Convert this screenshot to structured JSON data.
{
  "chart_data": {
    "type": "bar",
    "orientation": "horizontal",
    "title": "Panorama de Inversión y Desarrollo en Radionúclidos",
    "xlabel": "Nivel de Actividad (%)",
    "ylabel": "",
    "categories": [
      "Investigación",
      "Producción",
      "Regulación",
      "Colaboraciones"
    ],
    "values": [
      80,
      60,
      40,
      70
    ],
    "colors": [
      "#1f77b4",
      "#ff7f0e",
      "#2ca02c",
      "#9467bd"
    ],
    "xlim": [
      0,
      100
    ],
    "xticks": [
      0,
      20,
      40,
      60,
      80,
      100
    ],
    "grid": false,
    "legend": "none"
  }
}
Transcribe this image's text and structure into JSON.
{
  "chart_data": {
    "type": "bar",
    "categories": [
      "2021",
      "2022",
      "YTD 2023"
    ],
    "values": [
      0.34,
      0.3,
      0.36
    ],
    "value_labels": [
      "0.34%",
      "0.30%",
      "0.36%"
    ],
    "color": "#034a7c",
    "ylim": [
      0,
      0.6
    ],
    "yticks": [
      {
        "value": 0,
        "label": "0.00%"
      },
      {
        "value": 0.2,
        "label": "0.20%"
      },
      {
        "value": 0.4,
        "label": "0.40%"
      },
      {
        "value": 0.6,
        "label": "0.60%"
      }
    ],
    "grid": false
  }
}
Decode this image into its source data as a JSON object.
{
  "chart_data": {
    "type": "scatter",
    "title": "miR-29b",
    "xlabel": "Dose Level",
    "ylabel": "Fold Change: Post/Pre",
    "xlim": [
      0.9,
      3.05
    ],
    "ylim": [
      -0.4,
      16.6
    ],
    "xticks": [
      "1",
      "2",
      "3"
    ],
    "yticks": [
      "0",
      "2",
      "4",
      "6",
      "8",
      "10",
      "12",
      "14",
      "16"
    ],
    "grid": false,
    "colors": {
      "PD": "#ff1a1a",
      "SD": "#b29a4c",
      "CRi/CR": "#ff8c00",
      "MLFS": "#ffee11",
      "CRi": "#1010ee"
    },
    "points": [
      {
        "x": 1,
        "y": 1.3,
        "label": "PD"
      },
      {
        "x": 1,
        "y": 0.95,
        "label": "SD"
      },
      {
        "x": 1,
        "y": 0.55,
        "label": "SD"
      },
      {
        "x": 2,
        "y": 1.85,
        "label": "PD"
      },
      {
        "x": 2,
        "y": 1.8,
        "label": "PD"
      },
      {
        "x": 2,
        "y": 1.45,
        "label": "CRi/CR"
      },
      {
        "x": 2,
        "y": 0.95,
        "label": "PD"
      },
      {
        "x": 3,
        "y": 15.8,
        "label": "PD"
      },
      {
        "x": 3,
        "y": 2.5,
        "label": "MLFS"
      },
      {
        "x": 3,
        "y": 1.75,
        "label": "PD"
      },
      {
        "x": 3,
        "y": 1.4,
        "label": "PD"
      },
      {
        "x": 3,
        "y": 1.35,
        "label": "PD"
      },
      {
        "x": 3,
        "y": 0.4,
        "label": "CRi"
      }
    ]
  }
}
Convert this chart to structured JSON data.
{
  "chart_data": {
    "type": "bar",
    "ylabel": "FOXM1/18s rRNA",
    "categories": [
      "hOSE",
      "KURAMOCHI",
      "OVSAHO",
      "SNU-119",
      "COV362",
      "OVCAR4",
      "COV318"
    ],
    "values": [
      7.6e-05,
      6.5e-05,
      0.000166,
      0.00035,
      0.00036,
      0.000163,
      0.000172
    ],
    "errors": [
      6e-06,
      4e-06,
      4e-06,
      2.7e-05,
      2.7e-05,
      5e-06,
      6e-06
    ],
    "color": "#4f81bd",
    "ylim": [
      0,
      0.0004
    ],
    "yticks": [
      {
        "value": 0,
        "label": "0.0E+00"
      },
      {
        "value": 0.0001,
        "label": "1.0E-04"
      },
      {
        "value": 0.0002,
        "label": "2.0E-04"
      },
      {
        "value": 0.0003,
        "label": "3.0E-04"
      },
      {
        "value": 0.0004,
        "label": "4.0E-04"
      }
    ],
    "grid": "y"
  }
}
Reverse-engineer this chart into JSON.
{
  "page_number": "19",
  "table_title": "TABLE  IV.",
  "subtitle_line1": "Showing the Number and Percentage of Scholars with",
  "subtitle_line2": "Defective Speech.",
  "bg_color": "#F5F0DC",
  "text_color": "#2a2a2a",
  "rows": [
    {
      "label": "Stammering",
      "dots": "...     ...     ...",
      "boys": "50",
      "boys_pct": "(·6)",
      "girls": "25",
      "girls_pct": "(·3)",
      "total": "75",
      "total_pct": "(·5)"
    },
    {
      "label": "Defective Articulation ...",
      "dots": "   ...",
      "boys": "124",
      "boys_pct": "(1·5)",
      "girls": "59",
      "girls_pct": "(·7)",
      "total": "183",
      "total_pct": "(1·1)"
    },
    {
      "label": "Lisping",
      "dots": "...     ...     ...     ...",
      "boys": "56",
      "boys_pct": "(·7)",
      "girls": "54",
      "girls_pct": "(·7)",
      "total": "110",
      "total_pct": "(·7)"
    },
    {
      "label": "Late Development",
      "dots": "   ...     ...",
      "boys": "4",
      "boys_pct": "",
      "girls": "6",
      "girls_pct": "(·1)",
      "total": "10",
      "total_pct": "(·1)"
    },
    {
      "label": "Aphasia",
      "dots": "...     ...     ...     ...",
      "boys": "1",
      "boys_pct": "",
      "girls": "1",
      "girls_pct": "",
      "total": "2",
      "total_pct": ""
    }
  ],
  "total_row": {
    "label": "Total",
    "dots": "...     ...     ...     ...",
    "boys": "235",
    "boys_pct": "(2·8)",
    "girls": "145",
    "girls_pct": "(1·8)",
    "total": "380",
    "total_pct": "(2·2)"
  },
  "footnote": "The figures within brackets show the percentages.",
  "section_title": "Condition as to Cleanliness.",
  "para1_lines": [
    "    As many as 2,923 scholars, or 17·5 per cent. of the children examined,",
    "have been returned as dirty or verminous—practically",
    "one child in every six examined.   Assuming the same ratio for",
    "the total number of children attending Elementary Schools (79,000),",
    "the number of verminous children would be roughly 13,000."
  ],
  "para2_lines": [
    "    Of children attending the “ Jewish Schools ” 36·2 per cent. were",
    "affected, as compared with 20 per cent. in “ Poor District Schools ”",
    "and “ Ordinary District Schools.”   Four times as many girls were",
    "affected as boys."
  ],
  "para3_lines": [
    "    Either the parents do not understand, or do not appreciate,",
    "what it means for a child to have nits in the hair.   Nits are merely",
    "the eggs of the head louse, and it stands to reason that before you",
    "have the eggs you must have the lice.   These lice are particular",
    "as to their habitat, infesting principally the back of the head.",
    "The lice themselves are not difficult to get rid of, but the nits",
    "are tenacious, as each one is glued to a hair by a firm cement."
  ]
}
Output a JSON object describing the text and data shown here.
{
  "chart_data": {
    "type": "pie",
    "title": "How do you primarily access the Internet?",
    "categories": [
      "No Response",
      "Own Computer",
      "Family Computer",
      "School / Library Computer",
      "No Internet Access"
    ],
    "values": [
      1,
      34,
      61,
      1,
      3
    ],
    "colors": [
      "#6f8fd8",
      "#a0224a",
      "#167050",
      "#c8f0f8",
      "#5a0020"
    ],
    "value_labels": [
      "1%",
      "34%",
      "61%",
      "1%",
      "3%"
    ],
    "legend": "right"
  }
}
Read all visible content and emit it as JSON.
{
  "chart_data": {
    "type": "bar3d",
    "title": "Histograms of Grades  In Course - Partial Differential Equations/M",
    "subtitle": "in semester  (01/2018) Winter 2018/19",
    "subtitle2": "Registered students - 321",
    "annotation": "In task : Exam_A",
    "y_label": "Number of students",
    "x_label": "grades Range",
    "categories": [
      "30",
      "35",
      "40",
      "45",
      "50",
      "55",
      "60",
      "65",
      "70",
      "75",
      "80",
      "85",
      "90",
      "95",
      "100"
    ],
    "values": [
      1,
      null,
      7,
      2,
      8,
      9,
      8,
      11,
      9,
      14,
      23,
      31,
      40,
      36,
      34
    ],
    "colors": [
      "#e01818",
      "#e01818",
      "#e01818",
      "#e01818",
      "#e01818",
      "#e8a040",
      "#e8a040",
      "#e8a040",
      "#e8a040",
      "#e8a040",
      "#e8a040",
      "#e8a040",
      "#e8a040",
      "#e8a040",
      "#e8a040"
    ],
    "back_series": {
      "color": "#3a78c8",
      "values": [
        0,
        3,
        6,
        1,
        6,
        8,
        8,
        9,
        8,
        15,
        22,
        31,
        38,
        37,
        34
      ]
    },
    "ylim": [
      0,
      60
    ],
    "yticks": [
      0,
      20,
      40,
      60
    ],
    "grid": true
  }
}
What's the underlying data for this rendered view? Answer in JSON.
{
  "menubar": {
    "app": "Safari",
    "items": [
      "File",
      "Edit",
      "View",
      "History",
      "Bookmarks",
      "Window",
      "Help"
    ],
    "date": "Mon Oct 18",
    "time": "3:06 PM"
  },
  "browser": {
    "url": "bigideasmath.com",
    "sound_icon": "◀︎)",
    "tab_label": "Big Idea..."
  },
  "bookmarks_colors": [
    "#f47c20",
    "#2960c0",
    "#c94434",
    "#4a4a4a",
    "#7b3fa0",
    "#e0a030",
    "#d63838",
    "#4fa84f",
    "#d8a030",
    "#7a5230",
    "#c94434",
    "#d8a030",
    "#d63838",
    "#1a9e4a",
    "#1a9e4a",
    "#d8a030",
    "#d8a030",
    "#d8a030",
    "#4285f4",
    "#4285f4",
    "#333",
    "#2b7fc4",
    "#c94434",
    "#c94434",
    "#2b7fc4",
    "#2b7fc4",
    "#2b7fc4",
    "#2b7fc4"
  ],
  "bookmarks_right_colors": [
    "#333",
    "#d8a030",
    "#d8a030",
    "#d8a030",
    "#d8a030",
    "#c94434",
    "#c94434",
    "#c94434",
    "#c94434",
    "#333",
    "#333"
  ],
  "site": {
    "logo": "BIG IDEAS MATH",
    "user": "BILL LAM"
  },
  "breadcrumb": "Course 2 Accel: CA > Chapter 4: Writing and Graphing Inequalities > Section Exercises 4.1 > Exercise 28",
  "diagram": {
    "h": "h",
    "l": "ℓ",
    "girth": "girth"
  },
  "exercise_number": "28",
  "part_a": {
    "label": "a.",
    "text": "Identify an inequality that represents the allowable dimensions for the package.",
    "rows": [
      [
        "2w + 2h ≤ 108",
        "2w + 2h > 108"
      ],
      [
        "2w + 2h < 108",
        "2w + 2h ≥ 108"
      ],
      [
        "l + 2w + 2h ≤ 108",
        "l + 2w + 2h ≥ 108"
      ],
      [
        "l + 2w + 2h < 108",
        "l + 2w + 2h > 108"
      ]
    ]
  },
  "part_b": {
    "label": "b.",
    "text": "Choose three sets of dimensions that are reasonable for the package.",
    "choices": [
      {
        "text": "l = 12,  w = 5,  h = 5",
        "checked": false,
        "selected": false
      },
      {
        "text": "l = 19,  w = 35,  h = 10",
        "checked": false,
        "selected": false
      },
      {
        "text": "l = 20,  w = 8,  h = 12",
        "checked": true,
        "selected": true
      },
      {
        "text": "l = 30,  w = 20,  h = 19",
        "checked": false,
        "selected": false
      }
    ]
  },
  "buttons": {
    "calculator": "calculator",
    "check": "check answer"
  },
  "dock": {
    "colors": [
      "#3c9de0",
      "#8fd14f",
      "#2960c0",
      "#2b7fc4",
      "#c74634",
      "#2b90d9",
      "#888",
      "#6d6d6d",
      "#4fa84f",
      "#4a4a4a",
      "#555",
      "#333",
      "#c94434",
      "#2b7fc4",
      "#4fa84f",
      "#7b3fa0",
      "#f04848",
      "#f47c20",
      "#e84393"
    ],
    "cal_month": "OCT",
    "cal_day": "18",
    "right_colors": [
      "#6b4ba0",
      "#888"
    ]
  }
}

#### Your task
Locate the lines above that contain "this" and copy them.

#### Written answer
Convert this screenshot to structured JSON data.
Transcribe this image's text and structure into JSON.
Decode this image into its source data as a JSON object.
Convert this chart to structured JSON data.
Reverse-engineer this chart into JSON.
What's the underlying data for this rendered view? Answer in JSON.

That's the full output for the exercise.